start DATA SUPPLIED

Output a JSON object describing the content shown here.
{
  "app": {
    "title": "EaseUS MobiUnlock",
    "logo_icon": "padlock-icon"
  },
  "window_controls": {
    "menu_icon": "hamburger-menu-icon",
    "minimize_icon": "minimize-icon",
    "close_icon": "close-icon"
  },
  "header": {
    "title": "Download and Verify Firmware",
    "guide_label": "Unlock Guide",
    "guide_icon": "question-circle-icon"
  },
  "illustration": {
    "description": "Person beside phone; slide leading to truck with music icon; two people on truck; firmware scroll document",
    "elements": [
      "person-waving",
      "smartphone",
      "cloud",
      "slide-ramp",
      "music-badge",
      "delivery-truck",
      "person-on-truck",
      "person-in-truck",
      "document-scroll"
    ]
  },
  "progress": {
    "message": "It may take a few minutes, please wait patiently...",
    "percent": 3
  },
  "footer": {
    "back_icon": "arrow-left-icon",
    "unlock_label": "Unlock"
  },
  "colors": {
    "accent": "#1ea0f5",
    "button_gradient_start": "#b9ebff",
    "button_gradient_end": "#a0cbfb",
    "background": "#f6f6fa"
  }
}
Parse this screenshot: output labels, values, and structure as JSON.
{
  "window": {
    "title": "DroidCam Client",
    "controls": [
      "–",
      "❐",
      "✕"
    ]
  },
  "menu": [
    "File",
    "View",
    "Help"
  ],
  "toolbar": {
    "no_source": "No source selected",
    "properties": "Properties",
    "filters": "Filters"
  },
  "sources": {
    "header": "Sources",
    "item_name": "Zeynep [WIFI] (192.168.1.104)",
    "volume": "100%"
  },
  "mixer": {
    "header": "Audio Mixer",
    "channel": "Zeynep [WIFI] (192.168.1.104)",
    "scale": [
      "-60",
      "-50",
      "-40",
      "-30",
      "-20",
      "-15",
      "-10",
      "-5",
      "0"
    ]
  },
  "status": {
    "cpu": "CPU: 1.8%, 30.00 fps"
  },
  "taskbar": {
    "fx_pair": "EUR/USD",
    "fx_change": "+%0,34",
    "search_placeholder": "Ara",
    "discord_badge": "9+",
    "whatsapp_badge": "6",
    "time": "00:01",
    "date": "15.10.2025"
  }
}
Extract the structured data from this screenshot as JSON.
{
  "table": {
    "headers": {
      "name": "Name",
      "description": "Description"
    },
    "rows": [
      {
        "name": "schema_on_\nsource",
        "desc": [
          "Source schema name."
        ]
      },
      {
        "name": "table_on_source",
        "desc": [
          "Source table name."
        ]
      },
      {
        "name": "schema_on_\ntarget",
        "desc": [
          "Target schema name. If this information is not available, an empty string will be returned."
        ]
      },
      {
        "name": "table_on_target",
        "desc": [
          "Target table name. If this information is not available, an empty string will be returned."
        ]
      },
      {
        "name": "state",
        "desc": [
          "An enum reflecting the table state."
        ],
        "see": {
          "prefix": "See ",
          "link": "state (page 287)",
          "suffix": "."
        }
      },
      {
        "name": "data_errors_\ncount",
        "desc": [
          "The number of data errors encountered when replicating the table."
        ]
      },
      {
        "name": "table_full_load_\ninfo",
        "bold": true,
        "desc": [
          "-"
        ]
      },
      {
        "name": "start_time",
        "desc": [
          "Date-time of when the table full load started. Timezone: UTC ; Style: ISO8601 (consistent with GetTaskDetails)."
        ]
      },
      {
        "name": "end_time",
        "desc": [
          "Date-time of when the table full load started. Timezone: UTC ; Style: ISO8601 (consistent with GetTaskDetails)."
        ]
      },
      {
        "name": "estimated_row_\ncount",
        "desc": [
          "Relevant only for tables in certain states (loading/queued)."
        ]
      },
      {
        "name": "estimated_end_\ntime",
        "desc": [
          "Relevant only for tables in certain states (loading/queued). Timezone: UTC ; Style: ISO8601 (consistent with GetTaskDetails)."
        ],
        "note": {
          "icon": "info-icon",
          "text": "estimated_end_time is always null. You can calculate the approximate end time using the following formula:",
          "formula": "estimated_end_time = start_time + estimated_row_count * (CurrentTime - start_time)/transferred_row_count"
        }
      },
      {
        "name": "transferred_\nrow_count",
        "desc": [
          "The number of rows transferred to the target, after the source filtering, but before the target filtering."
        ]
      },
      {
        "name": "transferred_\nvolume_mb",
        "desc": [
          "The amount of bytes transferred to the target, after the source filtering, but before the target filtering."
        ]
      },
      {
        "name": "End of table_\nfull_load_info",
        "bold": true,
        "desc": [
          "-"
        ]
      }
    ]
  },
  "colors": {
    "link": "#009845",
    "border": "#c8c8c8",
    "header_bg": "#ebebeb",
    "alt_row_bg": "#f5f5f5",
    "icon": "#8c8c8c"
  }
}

end DATA SUPPLIED

GOAL >>
Search the records for the word "slide", then list every line that has it.

ANSWER TO THIS TASK >>
    "description": "Person beside phone; slide leading to truck with music icon; two people on truck; firmware scroll document",
      "slide-ramp",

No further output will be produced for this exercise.